**** ENTRIES PROVIDED ****

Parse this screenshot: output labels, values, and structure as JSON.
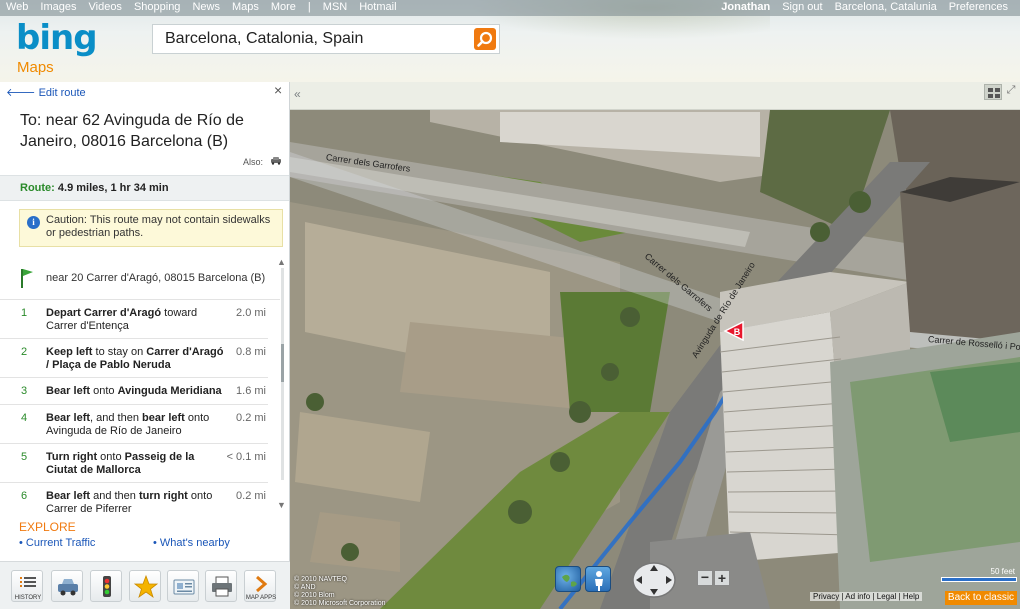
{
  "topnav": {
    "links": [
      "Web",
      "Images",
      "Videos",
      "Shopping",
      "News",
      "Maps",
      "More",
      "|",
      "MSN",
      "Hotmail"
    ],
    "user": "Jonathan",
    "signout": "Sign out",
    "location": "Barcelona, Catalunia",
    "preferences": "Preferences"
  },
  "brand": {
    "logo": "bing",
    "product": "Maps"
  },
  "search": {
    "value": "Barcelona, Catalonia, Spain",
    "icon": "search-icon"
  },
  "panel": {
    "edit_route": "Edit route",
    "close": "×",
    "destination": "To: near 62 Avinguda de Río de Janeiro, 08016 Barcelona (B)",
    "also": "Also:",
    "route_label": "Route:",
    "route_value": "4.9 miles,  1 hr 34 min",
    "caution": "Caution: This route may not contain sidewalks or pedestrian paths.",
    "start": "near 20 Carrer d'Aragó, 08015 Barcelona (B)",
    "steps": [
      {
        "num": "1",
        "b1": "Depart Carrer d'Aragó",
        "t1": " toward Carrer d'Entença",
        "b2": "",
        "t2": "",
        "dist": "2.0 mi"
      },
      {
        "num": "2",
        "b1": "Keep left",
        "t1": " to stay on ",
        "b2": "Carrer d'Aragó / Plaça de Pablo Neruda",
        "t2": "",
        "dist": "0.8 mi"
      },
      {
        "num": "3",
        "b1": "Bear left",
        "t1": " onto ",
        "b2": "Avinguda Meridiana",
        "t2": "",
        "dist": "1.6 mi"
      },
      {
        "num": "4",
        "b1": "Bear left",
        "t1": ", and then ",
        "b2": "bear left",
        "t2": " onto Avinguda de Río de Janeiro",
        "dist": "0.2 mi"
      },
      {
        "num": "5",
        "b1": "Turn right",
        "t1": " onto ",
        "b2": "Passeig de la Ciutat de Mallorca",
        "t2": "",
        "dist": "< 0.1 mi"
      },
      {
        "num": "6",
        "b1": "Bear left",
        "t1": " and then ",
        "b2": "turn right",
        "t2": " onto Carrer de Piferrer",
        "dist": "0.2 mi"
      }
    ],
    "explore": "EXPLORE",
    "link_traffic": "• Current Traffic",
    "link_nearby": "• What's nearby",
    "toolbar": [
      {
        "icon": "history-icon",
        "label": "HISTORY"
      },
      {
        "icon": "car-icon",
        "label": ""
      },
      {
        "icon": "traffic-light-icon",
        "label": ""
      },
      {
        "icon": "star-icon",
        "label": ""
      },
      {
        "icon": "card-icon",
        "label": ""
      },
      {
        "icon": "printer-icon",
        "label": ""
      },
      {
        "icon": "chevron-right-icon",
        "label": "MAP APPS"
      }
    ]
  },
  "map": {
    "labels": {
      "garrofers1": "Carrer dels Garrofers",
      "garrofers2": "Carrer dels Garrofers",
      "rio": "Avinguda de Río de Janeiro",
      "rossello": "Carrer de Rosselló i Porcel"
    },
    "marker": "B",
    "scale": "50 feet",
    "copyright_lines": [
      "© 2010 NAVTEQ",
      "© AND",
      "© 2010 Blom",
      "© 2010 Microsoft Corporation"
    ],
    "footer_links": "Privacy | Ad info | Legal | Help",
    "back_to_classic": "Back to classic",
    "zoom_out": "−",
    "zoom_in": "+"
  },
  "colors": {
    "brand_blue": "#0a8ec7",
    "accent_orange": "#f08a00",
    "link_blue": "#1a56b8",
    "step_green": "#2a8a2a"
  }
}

****
**** ENTRIES PROVIDED ****

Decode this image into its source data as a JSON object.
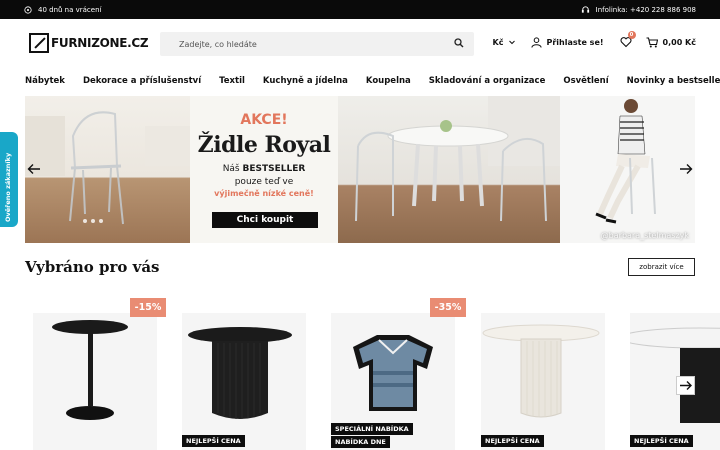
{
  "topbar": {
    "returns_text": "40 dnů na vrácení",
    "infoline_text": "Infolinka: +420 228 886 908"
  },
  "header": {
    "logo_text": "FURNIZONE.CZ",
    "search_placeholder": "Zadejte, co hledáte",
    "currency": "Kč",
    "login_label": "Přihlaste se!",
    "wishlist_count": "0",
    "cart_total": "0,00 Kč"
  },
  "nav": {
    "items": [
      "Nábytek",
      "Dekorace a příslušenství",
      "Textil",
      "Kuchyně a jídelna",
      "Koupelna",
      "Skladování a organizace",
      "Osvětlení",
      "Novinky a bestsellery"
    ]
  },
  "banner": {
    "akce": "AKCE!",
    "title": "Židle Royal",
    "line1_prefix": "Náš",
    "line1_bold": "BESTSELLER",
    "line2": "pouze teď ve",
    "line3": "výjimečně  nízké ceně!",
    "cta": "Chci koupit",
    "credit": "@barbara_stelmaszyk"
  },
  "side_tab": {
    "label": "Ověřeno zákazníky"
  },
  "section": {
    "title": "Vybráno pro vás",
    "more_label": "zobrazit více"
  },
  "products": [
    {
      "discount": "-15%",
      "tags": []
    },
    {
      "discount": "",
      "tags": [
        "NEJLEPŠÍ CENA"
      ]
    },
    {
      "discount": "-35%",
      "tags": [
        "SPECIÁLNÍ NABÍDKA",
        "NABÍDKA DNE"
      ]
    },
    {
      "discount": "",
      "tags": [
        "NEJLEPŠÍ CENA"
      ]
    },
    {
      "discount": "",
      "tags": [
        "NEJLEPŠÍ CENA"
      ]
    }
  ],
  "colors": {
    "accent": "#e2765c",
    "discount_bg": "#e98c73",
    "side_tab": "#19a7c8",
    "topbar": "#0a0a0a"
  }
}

****

DIRECTIONS: Locate each line containing the string "Avinguda" and show it.

ANSWER TO THE PROBLEM:
    "destination": "To: near 62 Avinguda de Río de Janeiro, 08016 Barcelona (B)",
        "b2": "Avinguda Meridiana",
        "t2": " onto Avinguda de Río de Janeiro",
      "rio": "Avinguda de Río de Janeiro",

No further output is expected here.